## DIRECTION:
Look through the data below and count each line where the word "unknown" appears. Reply with the count alone.

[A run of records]

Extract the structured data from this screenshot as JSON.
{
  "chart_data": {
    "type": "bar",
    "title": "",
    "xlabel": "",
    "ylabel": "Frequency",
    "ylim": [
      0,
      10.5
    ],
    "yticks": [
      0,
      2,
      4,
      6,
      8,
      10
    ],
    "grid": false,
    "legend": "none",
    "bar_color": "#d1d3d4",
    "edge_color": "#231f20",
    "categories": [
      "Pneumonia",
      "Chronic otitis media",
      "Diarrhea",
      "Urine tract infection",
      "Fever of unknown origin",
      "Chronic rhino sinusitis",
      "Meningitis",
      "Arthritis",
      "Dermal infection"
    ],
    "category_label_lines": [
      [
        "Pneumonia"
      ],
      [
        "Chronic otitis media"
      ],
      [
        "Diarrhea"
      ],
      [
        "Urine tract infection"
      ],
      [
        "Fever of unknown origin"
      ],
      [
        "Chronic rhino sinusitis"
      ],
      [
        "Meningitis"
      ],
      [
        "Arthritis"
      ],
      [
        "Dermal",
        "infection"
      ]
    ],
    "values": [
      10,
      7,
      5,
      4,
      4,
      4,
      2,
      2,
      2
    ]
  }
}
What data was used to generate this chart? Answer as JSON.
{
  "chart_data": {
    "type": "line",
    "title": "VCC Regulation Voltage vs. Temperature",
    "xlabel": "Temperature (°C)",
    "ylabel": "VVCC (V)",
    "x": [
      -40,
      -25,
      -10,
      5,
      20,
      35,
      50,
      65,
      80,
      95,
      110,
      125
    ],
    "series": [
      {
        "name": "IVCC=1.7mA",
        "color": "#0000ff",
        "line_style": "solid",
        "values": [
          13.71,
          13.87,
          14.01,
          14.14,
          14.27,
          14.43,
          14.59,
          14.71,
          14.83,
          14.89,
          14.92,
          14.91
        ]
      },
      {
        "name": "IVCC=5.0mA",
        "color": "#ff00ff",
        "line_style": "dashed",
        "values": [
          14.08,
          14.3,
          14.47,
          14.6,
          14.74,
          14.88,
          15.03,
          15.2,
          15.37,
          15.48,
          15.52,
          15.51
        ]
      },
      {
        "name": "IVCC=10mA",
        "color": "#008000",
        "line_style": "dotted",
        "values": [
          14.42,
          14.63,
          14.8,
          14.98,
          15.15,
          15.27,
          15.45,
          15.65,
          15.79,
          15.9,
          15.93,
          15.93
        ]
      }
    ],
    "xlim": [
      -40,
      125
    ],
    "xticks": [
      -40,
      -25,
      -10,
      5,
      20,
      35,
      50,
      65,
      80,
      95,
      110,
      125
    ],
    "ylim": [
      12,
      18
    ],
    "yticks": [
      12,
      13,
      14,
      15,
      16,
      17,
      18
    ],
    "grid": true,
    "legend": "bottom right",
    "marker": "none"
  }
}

## ANSWER TO THIS EXERCISE:
2